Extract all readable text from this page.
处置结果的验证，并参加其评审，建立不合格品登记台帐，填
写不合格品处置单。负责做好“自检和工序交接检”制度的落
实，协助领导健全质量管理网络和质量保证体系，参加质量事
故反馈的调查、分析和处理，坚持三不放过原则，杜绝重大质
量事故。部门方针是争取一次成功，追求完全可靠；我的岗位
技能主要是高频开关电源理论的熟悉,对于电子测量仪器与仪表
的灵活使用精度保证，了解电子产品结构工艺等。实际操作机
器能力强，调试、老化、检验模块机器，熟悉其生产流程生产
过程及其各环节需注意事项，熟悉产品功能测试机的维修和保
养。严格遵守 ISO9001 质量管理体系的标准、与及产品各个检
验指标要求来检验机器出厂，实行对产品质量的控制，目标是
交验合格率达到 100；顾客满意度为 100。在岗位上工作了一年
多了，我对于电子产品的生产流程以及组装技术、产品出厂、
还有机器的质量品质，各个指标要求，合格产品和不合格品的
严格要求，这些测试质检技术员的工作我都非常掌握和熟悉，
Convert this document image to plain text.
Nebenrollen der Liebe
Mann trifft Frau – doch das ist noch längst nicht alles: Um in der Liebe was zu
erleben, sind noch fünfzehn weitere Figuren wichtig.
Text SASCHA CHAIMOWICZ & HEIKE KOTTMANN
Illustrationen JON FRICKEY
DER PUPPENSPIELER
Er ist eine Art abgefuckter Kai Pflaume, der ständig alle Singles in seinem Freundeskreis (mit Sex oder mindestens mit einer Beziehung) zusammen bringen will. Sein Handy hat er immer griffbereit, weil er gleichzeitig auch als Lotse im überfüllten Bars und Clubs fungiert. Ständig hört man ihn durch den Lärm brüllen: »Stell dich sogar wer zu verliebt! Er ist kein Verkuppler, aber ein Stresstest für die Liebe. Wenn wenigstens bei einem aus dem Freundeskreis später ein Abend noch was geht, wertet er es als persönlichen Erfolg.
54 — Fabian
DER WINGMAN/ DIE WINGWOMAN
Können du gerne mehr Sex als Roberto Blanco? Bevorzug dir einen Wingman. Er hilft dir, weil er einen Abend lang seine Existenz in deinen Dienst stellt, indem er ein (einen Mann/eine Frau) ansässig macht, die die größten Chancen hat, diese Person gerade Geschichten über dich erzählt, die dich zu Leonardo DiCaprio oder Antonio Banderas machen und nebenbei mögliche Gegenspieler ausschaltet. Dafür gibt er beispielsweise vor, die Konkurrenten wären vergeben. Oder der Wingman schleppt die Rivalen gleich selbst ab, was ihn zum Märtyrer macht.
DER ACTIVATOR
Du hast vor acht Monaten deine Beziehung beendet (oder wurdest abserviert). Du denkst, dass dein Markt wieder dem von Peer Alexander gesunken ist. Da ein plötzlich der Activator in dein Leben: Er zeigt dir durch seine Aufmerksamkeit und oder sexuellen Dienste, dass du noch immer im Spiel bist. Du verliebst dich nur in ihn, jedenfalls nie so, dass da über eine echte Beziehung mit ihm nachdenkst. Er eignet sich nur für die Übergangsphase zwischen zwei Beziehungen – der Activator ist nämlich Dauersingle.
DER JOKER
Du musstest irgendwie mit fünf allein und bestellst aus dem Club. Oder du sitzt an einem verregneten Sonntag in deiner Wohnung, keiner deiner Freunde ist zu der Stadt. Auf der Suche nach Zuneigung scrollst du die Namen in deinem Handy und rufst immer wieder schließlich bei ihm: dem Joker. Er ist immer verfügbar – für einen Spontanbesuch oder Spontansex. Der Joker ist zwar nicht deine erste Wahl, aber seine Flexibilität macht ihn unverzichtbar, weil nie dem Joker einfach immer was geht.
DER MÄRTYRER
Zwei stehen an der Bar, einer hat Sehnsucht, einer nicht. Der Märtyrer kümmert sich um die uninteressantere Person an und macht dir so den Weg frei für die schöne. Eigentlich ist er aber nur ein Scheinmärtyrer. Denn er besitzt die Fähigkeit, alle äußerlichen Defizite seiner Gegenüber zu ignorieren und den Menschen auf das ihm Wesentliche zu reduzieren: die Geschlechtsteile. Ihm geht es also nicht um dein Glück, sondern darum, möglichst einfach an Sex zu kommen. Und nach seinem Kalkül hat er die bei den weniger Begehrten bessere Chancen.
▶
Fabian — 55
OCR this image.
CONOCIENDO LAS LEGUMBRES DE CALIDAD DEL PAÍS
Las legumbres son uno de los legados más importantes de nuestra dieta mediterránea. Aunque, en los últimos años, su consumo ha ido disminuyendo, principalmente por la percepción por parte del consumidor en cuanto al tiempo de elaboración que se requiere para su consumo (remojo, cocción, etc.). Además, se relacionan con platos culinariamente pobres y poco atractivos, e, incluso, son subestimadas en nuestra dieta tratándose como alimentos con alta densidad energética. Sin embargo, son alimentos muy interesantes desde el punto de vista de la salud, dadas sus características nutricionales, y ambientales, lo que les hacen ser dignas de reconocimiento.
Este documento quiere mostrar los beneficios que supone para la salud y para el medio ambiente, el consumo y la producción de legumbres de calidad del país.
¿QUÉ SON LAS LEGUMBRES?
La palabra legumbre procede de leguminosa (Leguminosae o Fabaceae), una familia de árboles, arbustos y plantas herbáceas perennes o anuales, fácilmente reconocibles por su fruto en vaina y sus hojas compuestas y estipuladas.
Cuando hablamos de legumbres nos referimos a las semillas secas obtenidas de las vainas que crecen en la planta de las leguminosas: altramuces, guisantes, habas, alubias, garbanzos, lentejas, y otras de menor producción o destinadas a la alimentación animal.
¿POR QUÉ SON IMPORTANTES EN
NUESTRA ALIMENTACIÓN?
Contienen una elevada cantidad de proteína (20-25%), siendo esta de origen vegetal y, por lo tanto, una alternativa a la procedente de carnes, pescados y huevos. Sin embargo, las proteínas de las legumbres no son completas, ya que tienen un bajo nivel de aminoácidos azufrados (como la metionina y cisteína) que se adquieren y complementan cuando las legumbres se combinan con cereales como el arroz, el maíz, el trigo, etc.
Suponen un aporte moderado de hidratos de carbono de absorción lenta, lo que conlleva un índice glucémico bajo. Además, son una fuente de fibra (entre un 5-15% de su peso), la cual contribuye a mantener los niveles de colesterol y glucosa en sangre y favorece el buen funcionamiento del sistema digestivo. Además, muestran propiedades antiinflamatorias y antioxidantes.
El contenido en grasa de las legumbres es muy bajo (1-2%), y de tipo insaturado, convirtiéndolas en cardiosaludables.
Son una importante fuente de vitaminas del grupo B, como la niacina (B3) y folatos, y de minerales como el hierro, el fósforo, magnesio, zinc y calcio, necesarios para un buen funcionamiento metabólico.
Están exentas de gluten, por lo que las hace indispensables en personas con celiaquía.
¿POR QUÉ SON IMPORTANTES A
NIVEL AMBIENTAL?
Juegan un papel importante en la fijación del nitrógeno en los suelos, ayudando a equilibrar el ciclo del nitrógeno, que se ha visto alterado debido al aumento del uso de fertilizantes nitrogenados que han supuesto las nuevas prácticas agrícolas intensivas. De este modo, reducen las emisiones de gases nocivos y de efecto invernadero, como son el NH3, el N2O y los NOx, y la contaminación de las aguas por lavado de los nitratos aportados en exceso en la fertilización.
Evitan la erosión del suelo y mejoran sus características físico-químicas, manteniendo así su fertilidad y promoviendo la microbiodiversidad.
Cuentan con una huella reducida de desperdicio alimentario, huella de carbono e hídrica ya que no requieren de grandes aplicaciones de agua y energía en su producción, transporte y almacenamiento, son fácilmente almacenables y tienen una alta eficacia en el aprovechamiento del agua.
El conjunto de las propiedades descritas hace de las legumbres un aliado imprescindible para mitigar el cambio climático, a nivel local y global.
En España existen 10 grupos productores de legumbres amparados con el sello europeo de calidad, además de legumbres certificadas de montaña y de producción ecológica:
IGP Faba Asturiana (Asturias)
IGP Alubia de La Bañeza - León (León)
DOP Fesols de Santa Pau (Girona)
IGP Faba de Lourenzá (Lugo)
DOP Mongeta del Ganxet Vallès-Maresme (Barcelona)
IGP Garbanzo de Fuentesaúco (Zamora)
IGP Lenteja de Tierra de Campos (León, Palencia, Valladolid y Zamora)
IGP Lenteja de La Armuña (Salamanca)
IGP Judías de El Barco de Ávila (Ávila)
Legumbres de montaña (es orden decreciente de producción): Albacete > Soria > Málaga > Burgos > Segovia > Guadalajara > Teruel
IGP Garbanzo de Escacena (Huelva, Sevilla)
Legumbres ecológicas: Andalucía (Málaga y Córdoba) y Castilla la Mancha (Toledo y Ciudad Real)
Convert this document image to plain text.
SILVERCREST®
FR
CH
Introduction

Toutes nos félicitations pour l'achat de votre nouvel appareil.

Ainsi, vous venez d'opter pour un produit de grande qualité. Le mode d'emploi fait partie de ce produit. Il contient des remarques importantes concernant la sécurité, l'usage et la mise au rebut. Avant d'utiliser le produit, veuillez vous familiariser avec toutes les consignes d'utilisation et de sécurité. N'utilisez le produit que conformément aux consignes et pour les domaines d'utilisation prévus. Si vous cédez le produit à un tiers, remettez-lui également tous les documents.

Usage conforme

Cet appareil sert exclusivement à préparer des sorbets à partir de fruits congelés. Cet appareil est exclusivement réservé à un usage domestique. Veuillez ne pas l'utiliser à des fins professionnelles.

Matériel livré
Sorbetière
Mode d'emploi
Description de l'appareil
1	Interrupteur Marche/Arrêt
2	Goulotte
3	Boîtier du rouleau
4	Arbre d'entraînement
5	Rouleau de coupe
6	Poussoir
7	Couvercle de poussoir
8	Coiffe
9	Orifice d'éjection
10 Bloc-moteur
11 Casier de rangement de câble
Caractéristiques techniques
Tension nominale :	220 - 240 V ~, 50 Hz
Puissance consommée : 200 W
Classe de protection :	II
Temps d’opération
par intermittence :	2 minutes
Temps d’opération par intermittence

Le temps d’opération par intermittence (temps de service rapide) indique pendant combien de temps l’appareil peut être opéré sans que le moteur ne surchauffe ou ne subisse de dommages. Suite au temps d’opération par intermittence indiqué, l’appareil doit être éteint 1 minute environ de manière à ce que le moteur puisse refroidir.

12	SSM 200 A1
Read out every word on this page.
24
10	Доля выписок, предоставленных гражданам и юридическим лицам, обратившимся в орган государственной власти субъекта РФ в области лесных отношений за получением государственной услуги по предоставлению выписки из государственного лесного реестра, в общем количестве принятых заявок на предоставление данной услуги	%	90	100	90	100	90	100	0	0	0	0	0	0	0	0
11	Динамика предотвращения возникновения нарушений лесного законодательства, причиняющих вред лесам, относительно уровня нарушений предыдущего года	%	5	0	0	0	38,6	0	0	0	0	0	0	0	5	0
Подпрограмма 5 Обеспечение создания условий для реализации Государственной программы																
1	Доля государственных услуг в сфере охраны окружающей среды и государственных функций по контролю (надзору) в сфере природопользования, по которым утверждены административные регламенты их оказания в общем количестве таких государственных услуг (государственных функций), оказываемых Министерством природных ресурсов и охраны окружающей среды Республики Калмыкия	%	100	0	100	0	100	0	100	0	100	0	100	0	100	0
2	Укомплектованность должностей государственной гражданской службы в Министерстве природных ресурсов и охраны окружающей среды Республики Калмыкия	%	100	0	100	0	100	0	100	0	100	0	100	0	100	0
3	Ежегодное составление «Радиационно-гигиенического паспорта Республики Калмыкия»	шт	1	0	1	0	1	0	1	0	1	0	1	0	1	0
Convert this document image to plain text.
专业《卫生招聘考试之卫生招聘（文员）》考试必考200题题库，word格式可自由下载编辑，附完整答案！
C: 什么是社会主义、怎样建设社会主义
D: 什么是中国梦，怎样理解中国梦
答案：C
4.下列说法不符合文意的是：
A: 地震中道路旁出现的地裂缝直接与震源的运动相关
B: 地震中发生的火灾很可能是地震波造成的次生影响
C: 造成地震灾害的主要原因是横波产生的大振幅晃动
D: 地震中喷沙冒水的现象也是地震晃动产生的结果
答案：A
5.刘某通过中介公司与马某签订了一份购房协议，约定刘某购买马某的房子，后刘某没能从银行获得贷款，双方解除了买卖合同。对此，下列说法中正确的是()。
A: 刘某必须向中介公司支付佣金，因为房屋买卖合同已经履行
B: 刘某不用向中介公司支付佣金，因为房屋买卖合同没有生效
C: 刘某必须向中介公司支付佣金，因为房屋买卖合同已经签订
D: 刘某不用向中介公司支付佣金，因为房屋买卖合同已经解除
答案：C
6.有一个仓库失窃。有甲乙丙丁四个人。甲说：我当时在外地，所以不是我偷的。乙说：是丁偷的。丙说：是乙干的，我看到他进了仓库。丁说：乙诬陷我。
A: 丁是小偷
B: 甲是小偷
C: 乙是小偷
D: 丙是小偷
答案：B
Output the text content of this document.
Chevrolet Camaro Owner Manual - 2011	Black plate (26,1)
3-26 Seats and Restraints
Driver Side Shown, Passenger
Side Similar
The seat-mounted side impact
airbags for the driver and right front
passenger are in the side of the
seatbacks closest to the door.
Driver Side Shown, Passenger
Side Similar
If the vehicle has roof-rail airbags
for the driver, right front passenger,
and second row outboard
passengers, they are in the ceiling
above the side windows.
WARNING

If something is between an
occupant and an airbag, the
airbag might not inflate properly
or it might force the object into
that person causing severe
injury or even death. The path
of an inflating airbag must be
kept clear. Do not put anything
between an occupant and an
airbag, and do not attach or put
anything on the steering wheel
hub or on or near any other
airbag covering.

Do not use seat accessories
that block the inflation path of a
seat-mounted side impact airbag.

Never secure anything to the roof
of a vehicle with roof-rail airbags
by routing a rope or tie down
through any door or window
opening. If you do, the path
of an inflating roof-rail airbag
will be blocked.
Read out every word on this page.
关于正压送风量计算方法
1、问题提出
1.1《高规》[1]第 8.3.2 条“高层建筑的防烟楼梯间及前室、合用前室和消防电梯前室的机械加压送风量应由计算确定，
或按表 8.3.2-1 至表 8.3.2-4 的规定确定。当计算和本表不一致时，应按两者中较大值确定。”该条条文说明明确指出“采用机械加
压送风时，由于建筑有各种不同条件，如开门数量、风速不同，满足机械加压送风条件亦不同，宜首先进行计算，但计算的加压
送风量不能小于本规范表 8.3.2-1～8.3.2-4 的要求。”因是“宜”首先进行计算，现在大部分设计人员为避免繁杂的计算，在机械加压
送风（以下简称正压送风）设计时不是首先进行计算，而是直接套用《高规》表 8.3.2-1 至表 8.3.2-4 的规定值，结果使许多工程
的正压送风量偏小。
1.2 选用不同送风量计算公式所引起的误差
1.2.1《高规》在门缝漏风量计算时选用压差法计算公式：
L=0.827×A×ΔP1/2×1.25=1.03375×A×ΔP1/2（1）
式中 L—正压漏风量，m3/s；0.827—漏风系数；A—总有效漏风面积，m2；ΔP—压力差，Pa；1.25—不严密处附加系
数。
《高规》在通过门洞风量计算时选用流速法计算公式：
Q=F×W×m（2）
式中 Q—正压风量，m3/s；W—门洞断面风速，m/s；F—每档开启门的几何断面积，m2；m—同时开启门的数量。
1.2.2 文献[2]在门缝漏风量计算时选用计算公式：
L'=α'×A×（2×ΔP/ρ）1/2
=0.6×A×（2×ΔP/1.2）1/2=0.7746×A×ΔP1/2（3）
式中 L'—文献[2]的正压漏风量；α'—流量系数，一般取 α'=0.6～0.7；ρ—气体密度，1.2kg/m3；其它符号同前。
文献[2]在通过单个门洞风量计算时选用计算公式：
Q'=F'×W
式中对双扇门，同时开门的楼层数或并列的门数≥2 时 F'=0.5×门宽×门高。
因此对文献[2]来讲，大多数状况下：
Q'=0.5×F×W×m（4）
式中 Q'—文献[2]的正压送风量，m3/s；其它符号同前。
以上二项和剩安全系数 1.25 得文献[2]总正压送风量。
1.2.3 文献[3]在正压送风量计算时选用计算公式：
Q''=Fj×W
+ + + + + + +
*TASK DESCRIPTION*: In the listing, find all lines with the string "Zamora" and copy them.

*TASK SOLUTION*:
IGP Garbanzo de Fuentesaúco (Zamora)
IGP Lenteja de Tierra de Campos (León, Palencia, Valladolid y Zamora)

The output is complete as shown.